#### [What you will do]
Say how many lines contain "share"; the answer is the number alone.

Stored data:
════

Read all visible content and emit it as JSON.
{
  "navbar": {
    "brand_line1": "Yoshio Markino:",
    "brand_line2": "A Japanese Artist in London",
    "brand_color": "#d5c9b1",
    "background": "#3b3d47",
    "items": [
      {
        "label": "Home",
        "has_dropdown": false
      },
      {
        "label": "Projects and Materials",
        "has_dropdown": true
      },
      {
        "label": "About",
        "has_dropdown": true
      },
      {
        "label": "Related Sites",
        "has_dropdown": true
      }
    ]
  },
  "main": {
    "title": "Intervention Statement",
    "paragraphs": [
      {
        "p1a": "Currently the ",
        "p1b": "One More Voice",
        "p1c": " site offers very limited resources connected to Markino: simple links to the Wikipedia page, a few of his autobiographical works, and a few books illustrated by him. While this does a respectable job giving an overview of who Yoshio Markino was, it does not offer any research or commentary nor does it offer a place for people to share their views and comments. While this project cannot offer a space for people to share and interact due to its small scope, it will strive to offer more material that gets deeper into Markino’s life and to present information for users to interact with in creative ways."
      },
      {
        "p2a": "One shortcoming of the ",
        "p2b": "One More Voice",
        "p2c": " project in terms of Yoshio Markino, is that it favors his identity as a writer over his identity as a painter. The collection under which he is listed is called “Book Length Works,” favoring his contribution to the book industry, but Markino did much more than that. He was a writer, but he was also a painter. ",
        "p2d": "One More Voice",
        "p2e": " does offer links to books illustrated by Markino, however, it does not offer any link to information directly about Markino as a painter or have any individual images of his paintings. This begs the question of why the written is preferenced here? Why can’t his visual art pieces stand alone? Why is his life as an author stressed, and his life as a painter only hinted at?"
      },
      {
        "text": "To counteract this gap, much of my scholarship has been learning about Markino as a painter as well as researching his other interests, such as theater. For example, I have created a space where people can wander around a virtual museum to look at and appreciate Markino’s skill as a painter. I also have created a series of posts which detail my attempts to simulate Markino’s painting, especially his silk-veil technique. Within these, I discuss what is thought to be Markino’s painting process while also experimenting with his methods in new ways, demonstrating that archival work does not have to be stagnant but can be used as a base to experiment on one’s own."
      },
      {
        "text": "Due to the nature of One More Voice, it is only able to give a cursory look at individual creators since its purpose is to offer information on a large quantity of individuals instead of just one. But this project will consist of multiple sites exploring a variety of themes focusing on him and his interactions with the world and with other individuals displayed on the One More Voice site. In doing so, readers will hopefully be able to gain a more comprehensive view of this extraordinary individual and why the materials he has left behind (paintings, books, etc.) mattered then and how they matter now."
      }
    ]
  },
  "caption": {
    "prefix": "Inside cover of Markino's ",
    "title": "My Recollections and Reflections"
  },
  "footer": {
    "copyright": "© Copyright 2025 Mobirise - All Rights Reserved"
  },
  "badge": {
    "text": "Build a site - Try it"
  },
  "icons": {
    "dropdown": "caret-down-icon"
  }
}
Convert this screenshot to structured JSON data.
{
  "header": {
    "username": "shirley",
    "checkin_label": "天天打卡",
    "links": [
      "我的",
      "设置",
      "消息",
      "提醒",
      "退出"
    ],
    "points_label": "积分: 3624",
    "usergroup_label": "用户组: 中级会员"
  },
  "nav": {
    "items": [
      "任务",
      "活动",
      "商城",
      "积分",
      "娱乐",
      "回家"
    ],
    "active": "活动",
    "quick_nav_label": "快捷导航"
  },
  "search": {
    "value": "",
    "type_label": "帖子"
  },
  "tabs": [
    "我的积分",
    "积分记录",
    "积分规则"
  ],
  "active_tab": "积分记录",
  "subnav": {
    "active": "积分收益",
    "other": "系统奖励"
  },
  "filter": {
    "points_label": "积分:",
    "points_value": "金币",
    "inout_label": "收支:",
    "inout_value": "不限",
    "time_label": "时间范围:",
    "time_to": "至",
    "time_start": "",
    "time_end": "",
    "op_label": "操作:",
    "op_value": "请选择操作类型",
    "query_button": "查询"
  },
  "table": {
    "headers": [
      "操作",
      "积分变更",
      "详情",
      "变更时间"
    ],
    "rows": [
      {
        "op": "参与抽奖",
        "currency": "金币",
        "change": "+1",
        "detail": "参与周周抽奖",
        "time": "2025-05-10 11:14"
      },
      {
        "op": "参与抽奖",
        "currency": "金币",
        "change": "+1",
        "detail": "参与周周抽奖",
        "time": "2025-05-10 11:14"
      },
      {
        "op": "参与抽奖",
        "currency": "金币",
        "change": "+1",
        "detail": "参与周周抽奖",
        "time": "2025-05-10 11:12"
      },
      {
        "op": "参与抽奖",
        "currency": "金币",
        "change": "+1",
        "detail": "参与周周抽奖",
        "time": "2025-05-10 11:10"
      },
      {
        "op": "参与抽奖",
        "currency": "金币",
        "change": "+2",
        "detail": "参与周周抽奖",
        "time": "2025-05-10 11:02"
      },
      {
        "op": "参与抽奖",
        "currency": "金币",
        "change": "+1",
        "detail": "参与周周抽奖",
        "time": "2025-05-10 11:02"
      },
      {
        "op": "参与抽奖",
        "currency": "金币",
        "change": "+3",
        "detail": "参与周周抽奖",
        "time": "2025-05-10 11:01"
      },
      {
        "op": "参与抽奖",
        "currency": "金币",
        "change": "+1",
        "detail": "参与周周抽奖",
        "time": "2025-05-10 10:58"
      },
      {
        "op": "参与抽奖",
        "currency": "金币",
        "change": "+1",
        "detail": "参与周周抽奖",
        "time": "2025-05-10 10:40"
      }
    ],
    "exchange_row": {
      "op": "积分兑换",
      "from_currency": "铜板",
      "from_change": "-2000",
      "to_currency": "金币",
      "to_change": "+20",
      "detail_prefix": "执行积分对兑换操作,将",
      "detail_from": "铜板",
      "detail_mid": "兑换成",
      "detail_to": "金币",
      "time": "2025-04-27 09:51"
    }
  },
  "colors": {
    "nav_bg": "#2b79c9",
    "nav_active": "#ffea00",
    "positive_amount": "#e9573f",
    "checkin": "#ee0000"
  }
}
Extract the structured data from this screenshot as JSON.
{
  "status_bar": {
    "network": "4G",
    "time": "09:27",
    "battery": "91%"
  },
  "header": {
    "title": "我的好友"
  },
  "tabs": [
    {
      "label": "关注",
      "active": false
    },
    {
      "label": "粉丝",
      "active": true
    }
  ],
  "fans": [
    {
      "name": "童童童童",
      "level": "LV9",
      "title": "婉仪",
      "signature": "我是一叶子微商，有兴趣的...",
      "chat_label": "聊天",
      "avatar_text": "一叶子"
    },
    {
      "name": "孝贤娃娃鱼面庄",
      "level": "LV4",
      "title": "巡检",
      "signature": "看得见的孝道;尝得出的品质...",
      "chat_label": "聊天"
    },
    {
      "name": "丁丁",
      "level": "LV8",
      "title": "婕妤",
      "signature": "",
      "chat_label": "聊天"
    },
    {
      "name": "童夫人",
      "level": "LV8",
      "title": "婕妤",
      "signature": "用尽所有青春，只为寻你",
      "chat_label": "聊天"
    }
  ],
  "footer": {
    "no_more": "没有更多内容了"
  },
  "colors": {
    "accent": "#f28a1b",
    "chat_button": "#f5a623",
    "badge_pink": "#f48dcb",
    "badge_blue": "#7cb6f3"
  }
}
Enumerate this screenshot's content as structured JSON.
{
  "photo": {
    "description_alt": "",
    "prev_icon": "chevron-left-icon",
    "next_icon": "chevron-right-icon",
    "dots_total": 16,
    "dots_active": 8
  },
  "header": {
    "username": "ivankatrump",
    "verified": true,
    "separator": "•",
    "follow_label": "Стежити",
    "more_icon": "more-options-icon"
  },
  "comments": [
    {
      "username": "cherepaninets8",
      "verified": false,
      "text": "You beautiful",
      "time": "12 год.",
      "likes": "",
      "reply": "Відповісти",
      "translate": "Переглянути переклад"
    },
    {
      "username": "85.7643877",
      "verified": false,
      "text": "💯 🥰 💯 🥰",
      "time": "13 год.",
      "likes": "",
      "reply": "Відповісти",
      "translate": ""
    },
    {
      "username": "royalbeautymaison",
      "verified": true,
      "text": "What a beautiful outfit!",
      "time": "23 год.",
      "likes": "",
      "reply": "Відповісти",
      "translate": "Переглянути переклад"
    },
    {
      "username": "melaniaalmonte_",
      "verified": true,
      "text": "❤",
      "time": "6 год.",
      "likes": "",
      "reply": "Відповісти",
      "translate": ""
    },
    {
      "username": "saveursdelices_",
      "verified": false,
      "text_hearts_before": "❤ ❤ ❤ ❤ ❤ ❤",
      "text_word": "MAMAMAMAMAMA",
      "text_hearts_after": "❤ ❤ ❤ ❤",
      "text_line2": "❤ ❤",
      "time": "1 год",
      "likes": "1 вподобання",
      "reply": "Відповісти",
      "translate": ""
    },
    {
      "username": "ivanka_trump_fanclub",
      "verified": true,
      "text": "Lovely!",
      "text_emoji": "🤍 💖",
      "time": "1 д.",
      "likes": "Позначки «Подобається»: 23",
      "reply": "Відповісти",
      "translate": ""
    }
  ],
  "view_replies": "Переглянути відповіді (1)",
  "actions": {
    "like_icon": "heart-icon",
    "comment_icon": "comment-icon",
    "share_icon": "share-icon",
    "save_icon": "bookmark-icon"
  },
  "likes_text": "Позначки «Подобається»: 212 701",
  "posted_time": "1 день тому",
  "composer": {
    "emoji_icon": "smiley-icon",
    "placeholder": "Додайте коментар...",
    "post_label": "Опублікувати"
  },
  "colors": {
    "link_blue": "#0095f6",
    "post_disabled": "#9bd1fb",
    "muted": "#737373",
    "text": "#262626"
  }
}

════

#### [Task result]
2